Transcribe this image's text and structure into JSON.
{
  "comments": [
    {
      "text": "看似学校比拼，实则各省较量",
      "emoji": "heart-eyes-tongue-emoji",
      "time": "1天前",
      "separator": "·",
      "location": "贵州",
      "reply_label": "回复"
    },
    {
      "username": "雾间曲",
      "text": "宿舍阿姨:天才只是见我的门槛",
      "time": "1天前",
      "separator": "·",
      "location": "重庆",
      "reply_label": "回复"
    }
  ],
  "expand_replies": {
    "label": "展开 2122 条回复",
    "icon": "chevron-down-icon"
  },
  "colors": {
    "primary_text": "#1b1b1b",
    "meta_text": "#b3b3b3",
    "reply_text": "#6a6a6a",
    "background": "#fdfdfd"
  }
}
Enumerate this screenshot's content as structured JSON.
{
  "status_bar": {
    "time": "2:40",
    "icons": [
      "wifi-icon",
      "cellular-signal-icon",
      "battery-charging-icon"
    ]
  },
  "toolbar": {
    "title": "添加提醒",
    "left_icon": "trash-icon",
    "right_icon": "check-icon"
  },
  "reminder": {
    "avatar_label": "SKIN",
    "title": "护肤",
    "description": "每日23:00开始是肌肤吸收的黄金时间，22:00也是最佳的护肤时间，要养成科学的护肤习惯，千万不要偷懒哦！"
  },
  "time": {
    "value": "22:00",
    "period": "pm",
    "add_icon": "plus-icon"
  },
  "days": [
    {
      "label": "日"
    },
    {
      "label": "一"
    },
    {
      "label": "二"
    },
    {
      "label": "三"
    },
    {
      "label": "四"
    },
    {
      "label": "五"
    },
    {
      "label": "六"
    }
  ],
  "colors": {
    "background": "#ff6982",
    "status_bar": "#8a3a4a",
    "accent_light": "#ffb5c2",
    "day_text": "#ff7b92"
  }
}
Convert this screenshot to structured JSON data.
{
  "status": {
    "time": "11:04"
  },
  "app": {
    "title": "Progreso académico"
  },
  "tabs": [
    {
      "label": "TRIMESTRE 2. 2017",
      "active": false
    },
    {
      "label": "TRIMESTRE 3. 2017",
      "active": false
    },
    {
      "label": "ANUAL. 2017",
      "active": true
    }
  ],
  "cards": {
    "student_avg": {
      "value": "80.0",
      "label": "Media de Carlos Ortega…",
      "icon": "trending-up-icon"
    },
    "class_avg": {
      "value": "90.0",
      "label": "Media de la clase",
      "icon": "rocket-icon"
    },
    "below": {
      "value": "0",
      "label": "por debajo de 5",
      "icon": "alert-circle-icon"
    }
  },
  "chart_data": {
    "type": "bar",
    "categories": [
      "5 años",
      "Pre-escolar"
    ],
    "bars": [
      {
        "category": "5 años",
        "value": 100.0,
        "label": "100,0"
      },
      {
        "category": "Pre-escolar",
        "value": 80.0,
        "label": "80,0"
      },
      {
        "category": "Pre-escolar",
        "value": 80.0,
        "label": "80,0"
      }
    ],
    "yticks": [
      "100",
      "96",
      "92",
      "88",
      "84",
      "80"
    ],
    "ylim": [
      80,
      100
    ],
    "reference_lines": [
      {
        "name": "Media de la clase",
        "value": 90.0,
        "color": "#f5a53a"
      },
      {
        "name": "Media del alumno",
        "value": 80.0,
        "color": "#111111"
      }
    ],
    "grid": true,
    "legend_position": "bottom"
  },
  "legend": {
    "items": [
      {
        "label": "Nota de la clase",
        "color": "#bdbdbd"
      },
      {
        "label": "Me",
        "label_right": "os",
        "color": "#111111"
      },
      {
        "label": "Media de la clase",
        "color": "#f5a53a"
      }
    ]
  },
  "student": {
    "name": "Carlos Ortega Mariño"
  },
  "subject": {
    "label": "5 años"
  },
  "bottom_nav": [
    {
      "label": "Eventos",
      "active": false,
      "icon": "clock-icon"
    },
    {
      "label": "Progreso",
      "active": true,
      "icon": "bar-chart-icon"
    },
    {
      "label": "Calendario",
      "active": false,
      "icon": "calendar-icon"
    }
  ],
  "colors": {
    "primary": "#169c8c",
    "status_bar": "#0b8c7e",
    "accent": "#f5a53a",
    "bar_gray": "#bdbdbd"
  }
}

...

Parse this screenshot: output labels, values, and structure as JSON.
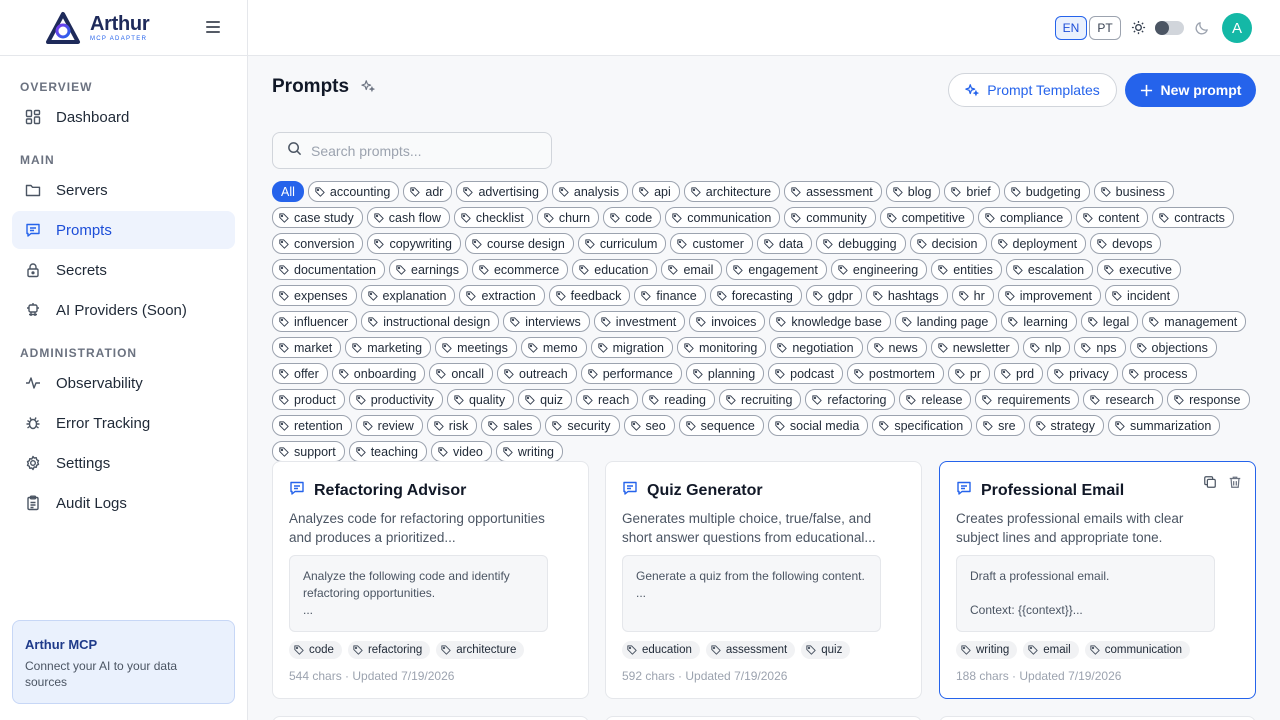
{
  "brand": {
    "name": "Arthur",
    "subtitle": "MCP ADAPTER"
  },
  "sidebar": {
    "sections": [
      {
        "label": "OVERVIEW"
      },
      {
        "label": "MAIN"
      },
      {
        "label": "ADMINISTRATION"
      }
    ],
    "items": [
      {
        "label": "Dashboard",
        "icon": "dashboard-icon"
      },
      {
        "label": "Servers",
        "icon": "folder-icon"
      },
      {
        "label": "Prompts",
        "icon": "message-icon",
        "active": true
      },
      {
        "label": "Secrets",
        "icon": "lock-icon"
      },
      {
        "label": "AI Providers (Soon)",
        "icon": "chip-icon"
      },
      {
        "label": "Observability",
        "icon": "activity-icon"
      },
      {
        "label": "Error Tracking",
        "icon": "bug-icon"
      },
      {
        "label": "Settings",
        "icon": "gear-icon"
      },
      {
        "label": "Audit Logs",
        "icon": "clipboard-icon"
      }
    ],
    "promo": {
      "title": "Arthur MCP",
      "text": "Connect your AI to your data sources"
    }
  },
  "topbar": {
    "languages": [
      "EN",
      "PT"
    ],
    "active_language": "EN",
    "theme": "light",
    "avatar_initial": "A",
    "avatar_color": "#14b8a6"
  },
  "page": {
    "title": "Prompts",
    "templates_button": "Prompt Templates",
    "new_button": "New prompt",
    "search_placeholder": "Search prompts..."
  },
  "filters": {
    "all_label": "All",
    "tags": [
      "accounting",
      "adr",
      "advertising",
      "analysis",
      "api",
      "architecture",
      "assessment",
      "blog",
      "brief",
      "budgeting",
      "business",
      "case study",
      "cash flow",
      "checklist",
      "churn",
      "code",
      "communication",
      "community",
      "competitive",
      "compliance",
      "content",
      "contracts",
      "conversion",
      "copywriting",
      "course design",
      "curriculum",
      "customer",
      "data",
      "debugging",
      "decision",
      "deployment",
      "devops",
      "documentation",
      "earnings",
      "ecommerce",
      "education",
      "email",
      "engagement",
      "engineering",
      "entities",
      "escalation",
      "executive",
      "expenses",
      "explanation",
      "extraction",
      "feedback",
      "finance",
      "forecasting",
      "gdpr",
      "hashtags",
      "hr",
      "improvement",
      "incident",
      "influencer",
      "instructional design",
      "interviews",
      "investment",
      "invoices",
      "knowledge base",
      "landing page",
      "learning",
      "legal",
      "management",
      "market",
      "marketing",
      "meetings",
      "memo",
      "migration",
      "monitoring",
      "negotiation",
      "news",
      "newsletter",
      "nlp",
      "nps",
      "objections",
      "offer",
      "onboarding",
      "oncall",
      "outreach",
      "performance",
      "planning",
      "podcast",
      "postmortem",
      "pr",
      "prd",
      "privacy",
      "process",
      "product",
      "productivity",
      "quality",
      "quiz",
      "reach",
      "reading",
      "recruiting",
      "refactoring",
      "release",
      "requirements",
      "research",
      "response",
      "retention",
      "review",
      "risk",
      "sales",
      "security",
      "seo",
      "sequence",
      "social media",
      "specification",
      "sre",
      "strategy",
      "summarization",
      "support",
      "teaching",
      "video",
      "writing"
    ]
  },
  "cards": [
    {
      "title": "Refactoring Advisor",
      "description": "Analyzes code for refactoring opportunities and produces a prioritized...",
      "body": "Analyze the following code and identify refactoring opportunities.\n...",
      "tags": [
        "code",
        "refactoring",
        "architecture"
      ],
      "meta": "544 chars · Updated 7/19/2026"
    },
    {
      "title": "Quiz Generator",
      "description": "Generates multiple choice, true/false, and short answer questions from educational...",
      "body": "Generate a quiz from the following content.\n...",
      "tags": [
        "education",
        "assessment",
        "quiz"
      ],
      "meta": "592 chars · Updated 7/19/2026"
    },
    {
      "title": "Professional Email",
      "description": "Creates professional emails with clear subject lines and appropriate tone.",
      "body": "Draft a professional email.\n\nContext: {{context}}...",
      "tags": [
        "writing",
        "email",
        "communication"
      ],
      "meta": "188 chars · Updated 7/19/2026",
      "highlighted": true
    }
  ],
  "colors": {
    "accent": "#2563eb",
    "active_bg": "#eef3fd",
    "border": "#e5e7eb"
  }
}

---

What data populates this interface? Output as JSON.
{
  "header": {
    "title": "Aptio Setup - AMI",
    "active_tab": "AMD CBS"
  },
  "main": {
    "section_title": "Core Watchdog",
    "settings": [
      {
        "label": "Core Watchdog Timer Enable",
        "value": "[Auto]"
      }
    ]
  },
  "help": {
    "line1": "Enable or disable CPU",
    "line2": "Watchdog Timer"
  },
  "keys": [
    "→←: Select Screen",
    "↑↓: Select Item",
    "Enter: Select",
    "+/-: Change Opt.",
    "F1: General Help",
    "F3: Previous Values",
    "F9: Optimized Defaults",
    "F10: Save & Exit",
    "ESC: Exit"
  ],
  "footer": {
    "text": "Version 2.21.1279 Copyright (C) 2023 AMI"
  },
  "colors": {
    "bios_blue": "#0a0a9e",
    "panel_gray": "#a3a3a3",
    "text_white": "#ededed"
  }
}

Given instruction: Return each line in the records that holds the string "clase".

Finished exercise:
      "label": "Media de la clase",
        "name": "Media de la clase",
        "label": "Nota de la clase",
        "label": "Media de la clase",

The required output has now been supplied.